** begin Information shown **
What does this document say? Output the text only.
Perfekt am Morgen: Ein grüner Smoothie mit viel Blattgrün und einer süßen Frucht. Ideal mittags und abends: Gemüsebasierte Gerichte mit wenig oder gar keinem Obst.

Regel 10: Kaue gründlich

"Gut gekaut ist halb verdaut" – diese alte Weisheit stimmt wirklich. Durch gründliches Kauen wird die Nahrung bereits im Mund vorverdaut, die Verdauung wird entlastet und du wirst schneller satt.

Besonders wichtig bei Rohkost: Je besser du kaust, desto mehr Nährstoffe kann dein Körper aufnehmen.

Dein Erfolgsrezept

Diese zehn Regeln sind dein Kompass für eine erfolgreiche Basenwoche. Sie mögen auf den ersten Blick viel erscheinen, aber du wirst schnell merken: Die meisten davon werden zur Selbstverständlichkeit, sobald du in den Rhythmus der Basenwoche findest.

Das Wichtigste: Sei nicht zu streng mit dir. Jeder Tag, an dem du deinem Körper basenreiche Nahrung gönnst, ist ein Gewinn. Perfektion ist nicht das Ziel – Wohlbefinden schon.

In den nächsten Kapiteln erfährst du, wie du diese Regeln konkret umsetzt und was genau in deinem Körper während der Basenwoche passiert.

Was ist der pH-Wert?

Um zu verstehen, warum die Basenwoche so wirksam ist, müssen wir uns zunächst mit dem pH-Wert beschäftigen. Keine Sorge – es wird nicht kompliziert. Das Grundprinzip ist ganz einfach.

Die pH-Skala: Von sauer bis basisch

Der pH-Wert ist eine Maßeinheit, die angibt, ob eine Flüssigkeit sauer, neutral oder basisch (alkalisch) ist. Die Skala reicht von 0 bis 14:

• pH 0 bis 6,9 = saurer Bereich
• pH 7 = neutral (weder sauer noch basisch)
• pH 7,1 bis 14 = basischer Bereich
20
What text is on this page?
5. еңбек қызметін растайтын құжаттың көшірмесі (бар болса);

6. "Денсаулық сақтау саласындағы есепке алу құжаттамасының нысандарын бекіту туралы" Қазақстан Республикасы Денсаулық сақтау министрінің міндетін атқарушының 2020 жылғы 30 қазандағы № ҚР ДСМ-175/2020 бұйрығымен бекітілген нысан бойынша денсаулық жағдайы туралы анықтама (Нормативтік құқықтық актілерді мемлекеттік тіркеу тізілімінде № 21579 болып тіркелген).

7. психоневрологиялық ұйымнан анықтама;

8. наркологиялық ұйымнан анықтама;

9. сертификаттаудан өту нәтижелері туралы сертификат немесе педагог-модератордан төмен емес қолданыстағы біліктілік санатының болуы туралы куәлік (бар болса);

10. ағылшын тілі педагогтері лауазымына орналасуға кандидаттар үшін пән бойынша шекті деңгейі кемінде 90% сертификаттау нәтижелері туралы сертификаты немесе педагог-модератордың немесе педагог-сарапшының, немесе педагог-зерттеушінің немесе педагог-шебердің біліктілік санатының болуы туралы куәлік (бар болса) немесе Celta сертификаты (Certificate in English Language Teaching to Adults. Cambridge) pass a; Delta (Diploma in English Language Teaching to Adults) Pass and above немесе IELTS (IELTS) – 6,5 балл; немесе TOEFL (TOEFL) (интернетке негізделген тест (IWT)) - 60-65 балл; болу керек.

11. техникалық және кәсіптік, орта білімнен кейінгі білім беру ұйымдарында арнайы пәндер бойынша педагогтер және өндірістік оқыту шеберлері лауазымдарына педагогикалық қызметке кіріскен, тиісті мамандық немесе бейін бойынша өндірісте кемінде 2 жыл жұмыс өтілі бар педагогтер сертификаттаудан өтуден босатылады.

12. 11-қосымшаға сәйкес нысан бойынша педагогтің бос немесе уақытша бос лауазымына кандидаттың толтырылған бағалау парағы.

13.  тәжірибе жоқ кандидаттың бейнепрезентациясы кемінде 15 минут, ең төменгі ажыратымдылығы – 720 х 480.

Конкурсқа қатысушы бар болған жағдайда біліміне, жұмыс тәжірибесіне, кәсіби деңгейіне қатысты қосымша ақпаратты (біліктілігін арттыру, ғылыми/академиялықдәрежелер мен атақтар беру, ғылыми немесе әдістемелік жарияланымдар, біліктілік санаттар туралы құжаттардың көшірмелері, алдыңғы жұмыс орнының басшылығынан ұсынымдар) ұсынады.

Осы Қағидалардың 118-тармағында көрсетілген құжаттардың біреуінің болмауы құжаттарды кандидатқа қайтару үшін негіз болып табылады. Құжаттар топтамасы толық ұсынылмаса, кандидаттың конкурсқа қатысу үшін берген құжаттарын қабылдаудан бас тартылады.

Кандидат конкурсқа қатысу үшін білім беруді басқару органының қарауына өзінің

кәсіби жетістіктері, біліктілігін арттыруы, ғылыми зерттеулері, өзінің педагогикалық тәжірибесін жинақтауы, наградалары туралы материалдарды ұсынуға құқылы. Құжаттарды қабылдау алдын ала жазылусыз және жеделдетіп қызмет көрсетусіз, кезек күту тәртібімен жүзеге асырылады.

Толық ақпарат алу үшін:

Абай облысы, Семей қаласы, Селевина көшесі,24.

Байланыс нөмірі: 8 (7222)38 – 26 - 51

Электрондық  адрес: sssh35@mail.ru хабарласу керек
** end Information shown **
Pick out the lines containing the string "болса".

5. еңбек қызметін растайтын құжаттың көшірмесі (бар болса);
9. сертификаттаудан өту нәтижелері туралы сертификат немесе педагог-модератордан төмен емес қолданыстағы біліктілік санатының болуы туралы куәлік (бар болса);
10. ағылшын тілі педагогтері лауазымына орналасуға кандидаттар үшін пән бойынша шекті деңгейі кемінде 90% сертификаттау нәтижелері туралы сертификаты немесе педагог-модератордың немесе педагог-сарапшының, немесе педагог-зерттеушінің немесе педагог-шебердің біліктілік санатының болуы туралы куәлік (бар болса) немесе Celta сертификаты (Certificate in English Language Teaching to Adults. Cambridge) pass a; Delta (Diploma in English Language Teaching to Adults) Pass and above немесе IELTS (IELTS) – 6,5 балл; немесе TOEFL (TOEFL) (интернетке негізделген тест (IWT)) - 60-65 балл; болу керек.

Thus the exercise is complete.